→ **What this task involves**
Reply with one number only: the count of lines below that contain the word "Build".

→ **Stored data**
# # # #
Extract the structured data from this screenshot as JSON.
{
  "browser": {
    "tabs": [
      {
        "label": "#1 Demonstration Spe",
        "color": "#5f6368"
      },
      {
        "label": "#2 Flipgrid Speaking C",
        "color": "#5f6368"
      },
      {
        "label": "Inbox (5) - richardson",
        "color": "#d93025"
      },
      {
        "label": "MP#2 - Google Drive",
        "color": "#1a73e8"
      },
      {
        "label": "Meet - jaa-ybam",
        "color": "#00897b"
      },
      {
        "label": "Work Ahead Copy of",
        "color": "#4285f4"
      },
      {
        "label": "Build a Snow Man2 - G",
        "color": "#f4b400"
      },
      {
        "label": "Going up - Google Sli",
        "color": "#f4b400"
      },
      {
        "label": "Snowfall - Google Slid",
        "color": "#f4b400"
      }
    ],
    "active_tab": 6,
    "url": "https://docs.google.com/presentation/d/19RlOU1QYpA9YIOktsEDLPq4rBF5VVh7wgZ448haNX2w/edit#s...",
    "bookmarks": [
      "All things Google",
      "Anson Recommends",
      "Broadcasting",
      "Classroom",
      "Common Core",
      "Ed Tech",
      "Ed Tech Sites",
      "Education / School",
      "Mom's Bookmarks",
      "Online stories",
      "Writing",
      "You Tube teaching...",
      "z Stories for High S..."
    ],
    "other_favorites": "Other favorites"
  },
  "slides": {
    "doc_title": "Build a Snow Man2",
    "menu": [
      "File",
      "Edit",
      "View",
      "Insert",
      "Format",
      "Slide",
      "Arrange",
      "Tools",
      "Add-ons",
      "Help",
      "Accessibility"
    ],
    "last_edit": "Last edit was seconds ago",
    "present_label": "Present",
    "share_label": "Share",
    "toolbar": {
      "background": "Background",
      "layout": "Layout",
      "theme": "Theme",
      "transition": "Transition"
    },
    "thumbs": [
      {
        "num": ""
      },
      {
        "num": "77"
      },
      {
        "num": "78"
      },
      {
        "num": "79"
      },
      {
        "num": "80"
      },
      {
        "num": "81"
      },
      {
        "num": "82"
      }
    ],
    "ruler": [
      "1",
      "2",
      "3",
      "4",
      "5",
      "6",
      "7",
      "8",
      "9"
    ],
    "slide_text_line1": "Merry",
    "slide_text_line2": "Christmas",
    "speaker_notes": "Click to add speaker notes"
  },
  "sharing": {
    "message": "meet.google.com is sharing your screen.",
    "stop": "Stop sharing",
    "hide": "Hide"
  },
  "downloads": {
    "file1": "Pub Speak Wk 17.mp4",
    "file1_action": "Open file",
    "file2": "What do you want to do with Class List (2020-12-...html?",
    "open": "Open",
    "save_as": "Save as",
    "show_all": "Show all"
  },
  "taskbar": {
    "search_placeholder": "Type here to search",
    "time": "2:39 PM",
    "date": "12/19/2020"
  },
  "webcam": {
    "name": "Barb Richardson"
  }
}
# # # #
→ **Completed task**
2